(Exercise inputs)
------
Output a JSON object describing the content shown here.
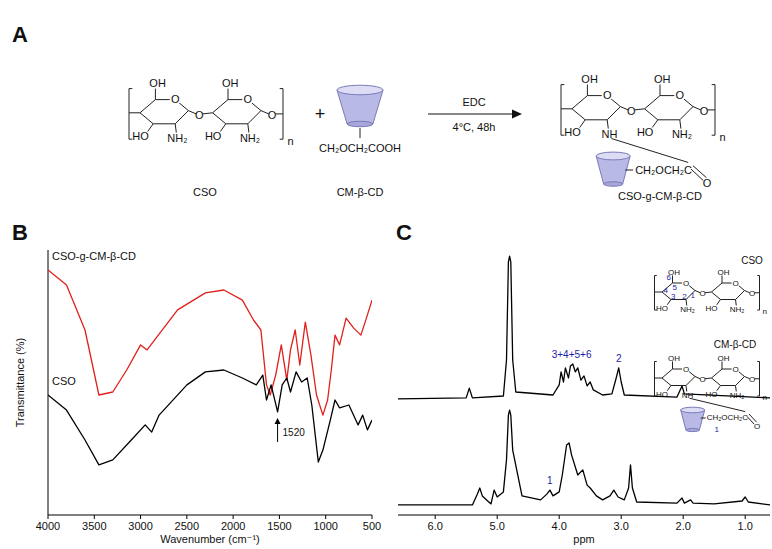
{
  "scheme": {
    "panel_label": "A",
    "reactant_1": "CSO",
    "reactant_2": "CM-β-CD",
    "product": "CSO-g-CM-β-CD",
    "plus": "+",
    "reagent": "EDC",
    "conditions": "4°C, 48h",
    "cd_group": "CH₂OCH₂COOH",
    "atoms": {
      "hydroxyl": "OH",
      "hydroxyl_left": "HO",
      "amine": "NH₂",
      "amide_n": "NH",
      "oxygen": "O",
      "repeat": "n",
      "linker": "CH₂OCH₂C"
    }
  },
  "nmr_insets": {
    "ring_numbers": [
      "1",
      "2",
      "3",
      "4",
      "5",
      "6"
    ],
    "linker_number": "1"
  },
  "chart_data": [
    {
      "type": "line",
      "panel_label": "B",
      "x_label": "Wavenumber (cm⁻¹)",
      "y_label": "Transmittance (%)",
      "xlim": [
        4000,
        500
      ],
      "xticks": [
        4000,
        3500,
        3000,
        2500,
        2000,
        1500,
        1000,
        500
      ],
      "ylim": [
        0,
        100
      ],
      "tick_labels": "x",
      "grid": false,
      "series": [
        {
          "name": "CSO-g-CM-β-CD",
          "color": "#e0201b",
          "x": [
            4000,
            3800,
            3600,
            3450,
            3300,
            3150,
            3000,
            2930,
            2850,
            2600,
            2300,
            2100,
            1900,
            1780,
            1700,
            1640,
            1600,
            1540,
            1480,
            1420,
            1380,
            1330,
            1280,
            1220,
            1160,
            1100,
            1030,
            980,
            940,
            900,
            850,
            780,
            700,
            620,
            560,
            500
          ],
          "values": [
            92.5,
            86.8,
            69.8,
            45.3,
            46.4,
            54.7,
            64.2,
            62.3,
            66.0,
            77.4,
            83.8,
            84.9,
            81.1,
            73.6,
            69.8,
            49.1,
            45.3,
            52.8,
            64.2,
            50.9,
            62.3,
            69.8,
            56.6,
            72.8,
            60.4,
            45.3,
            37.7,
            43.4,
            54.7,
            67.9,
            64.2,
            74.3,
            70.6,
            67.9,
            74.3,
            81.1
          ]
        },
        {
          "name": "CSO",
          "color": "#000000",
          "x": [
            4000,
            3800,
            3600,
            3450,
            3300,
            3100,
            2950,
            2880,
            2800,
            2500,
            2300,
            2100,
            1900,
            1750,
            1680,
            1640,
            1590,
            1520,
            1470,
            1420,
            1380,
            1320,
            1260,
            1200,
            1150,
            1080,
            1030,
            950,
            900,
            850,
            750,
            650,
            600,
            550,
            500
          ],
          "values": [
            45.3,
            39.6,
            28.3,
            18.9,
            20.8,
            28.3,
            34.0,
            31.3,
            37.7,
            49.1,
            54.0,
            54.7,
            51.7,
            49.1,
            52.8,
            43.4,
            49.1,
            38.9,
            49.1,
            51.7,
            46.4,
            54.0,
            50.2,
            51.7,
            41.5,
            20.0,
            24.5,
            35.8,
            43.4,
            40.4,
            41.5,
            34.0,
            37.7,
            32.1,
            35.8
          ],
          "annotations": [
            {
              "x": 1520,
              "label": "1520"
            }
          ]
        }
      ]
    },
    {
      "type": "line",
      "panel_label": "C",
      "x_label": "ppm",
      "xlim": [
        6.6,
        0.6
      ],
      "xticks": [
        {
          "value": 6,
          "label": "6.0"
        },
        {
          "value": 5,
          "label": "5.0"
        },
        {
          "value": 4,
          "label": "4.0"
        },
        {
          "value": 3,
          "label": "3.0"
        },
        {
          "value": 2,
          "label": "2.0"
        },
        {
          "value": 1,
          "label": "1.0"
        }
      ],
      "ylim": [
        0,
        100
      ],
      "tick_labels": "x",
      "grid": false,
      "series": [
        {
          "name": "CSO",
          "color": "#000000",
          "x": [
            6.6,
            5.5,
            5.45,
            5.4,
            4.9,
            4.85,
            4.82,
            4.8,
            4.78,
            4.75,
            4.7,
            4.1,
            4.0,
            3.97,
            3.93,
            3.9,
            3.85,
            3.82,
            3.78,
            3.74,
            3.7,
            3.65,
            3.6,
            3.55,
            3.5,
            3.45,
            3.3,
            3.15,
            3.08,
            3.04,
            3.0,
            2.95,
            2.1,
            2.02,
            1.98,
            0.6
          ],
          "values": [
            43.8,
            44.2,
            47.9,
            44.2,
            44.9,
            58.5,
            95.5,
            97.7,
            95.5,
            58.5,
            46.4,
            45.3,
            49.1,
            54.0,
            50.2,
            55.5,
            51.7,
            56.2,
            57.0,
            54.0,
            55.5,
            50.9,
            52.5,
            48.7,
            50.2,
            47.2,
            45.3,
            45.7,
            51.7,
            55.5,
            50.2,
            45.3,
            44.5,
            48.7,
            45.7,
            44.2
          ],
          "annotations": [
            {
              "x": 3.8,
              "label": "3+4+5+6"
            },
            {
              "x": 3.04,
              "label": "2"
            }
          ]
        },
        {
          "name": "CM-β-CD",
          "color": "#000000",
          "x": [
            6.6,
            5.4,
            5.32,
            5.28,
            5.24,
            5.1,
            5.05,
            5.0,
            4.9,
            4.85,
            4.82,
            4.8,
            4.78,
            4.75,
            4.6,
            4.3,
            4.2,
            4.15,
            4.1,
            4.0,
            3.95,
            3.88,
            3.84,
            3.8,
            3.7,
            3.62,
            3.55,
            3.5,
            3.4,
            3.3,
            3.18,
            3.12,
            3.05,
            2.95,
            2.88,
            2.85,
            2.82,
            2.75,
            2.1,
            2.02,
            1.98,
            1.88,
            1.84,
            1.5,
            1.05,
            1.0,
            0.95,
            0.6
          ],
          "values": [
            3.8,
            3.8,
            7.9,
            10.2,
            7.2,
            4.2,
            9.4,
            6.8,
            8.7,
            20.8,
            37.7,
            39.6,
            37.7,
            24.5,
            7.2,
            5.7,
            7.9,
            9.4,
            7.2,
            8.7,
            15.1,
            26.4,
            27.2,
            22.6,
            15.1,
            17.0,
            11.3,
            10.2,
            7.2,
            5.7,
            7.2,
            9.4,
            6.8,
            5.7,
            10.2,
            18.9,
            10.2,
            4.9,
            4.5,
            6.4,
            4.5,
            5.7,
            4.5,
            4.2,
            5.3,
            6.8,
            4.9,
            3.8
          ],
          "annotations": [
            {
              "x": 4.15,
              "label": "1"
            }
          ]
        }
      ]
    }
  ]
}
------
(Task directions)
Repeat the records above exactly, omitting every picture.

(Result for this exercise)
Output a JSON object describing the content shown here.
{
  "scheme": {
    "panel_label": "A",
    "reactant_1": "CSO",
    "reactant_2": "CM-β-CD",
    "product": "CSO-g-CM-β-CD",
    "plus": "+",
    "reagent": "EDC",
    "conditions": "4°C, 48h",
    "cd_group": "CH₂OCH₂COOH",
    "atoms": {
      "hydroxyl": "OH",
      "hydroxyl_left": "HO",
      "amine": "NH₂",
      "amide_n": "NH",
      "oxygen": "O",
      "repeat": "n",
      "linker": "CH₂OCH₂C"
    }
  },
  "nmr_insets": {
    "ring_numbers": [
      "1",
      "2",
      "3",
      "4",
      "5",
      "6"
    ],
    "linker_number": "1"
  },
  "chart_data": [
    {
      "type": "line",
      "panel_label": "B",
      "x_label": "Wavenumber (cm⁻¹)",
      "y_label": "Transmittance (%)",
      "xlim": [
        4000,
        500
      ],
      "xticks": [
        4000,
        3500,
        3000,
        2500,
        2000,
        1500,
        1000,
        500
      ],
      "ylim": [
        0,
        100
      ],
      "tick_labels": "x",
      "grid": false,
      "series": [
        {
          "name": "CSO-g-CM-β-CD",
          "color": "#e0201b",
          "x": [
            4000,
            3800,
            3600,
            3450,
            3300,
            3150,
            3000,
            2930,
            2850,
            2600,
            2300,
            2100,
            1900,
            1780,
            1700,
            1640,
            1600,
            1540,
            1480,
            1420,
            1380,
            1330,
            1280,
            1220,
            1160,
            1100,
            1030,
            980,
            940,
            900,
            850,
            780,
            700,
            620,
            560,
            500
          ],
          "values": [
            92.5,
            86.8,
            69.8,
            45.3,
            46.4,
            54.7,
            64.2,
            62.3,
            66.0,
            77.4,
            83.8,
            84.9,
            81.1,
            73.6,
            69.8,
            49.1,
            45.3,
            52.8,
            64.2,
            50.9,
            62.3,
            69.8,
            56.6,
            72.8,
            60.4,
            45.3,
            37.7,
            43.4,
            54.7,
            67.9,
            64.2,
            74.3,
            70.6,
            67.9,
            74.3,
            81.1
          ]
        },
        {
          "name": "CSO",
          "color": "#000000",
          "x": [
            4000,
            3800,
            3600,
            3450,
            3300,
            3100,
            2950,
            2880,
            2800,
            2500,
            2300,
            2100,
            1900,
            1750,
            1680,
            1640,
            1590,
            1520,
            1470,
            1420,
            1380,
            1320,
            1260,
            1200,
            1150,
            1080,
            1030,
            950,
            900,
            850,
            750,
            650,
            600,
            550,
            500
          ],
          "values": [
            45.3,
            39.6,
            28.3,
            18.9,
            20.8,
            28.3,
            34.0,
            31.3,
            37.7,
            49.1,
            54.0,
            54.7,
            51.7,
            49.1,
            52.8,
            43.4,
            49.1,
            38.9,
            49.1,
            51.7,
            46.4,
            54.0,
            50.2,
            51.7,
            41.5,
            20.0,
            24.5,
            35.8,
            43.4,
            40.4,
            41.5,
            34.0,
            37.7,
            32.1,
            35.8
          ],
          "annotations": [
            {
              "x": 1520,
              "label": "1520"
            }
          ]
        }
      ]
    },
    {
      "type": "line",
      "panel_label": "C",
      "x_label": "ppm",
      "xlim": [
        6.6,
        0.6
      ],
      "xticks": [
        {
          "value": 6,
          "label": "6.0"
        },
        {
          "value": 5,
          "label": "5.0"
        },
        {
          "value": 4,
          "label": "4.0"
        },
        {
          "value": 3,
          "label": "3.0"
        },
        {
          "value": 2,
          "label": "2.0"
        },
        {
          "value": 1,
          "label": "1.0"
        }
      ],
      "ylim": [
        0,
        100
      ],
      "tick_labels": "x",
      "grid": false,
      "series": [
        {
          "name": "CSO",
          "color": "#000000",
          "x": [
            6.6,
            5.5,
            5.45,
            5.4,
            4.9,
            4.85,
            4.82,
            4.8,
            4.78,
            4.75,
            4.7,
            4.1,
            4.0,
            3.97,
            3.93,
            3.9,
            3.85,
            3.82,
            3.78,
            3.74,
            3.7,
            3.65,
            3.6,
            3.55,
            3.5,
            3.45,
            3.3,
            3.15,
            3.08,
            3.04,
            3.0,
            2.95,
            2.1,
            2.02,
            1.98,
            0.6
          ],
          "values": [
            43.8,
            44.2,
            47.9,
            44.2,
            44.9,
            58.5,
            95.5,
            97.7,
            95.5,
            58.5,
            46.4,
            45.3,
            49.1,
            54.0,
            50.2,
            55.5,
            51.7,
            56.2,
            57.0,
            54.0,
            55.5,
            50.9,
            52.5,
            48.7,
            50.2,
            47.2,
            45.3,
            45.7,
            51.7,
            55.5,
            50.2,
            45.3,
            44.5,
            48.7,
            45.7,
            44.2
          ],
          "annotations": [
            {
              "x": 3.8,
              "label": "3+4+5+6"
            },
            {
              "x": 3.04,
              "label": "2"
            }
          ]
        },
        {
          "name": "CM-β-CD",
          "color": "#000000",
          "x": [
            6.6,
            5.4,
            5.32,
            5.28,
            5.24,
            5.1,
            5.05,
            5.0,
            4.9,
            4.85,
            4.82,
            4.8,
            4.78,
            4.75,
            4.6,
            4.3,
            4.2,
            4.15,
            4.1,
            4.0,
            3.95,
            3.88,
            3.84,
            3.8,
            3.7,
            3.62,
            3.55,
            3.5,
            3.4,
            3.3,
            3.18,
            3.12,
            3.05,
            2.95,
            2.88,
            2.85,
            2.82,
            2.75,
            2.1,
            2.02,
            1.98,
            1.88,
            1.84,
            1.5,
            1.05,
            1.0,
            0.95,
            0.6
          ],
          "values": [
            3.8,
            3.8,
            7.9,
            10.2,
            7.2,
            4.2,
            9.4,
            6.8,
            8.7,
            20.8,
            37.7,
            39.6,
            37.7,
            24.5,
            7.2,
            5.7,
            7.9,
            9.4,
            7.2,
            8.7,
            15.1,
            26.4,
            27.2,
            22.6,
            15.1,
            17.0,
            11.3,
            10.2,
            7.2,
            5.7,
            7.2,
            9.4,
            6.8,
            5.7,
            10.2,
            18.9,
            10.2,
            4.9,
            4.5,
            6.4,
            4.5,
            5.7,
            4.5,
            4.2,
            5.3,
            6.8,
            4.9,
            3.8
          ],
          "annotations": [
            {
              "x": 4.15,
              "label": "1"
            }
          ]
        }
      ]
    }
  ]
}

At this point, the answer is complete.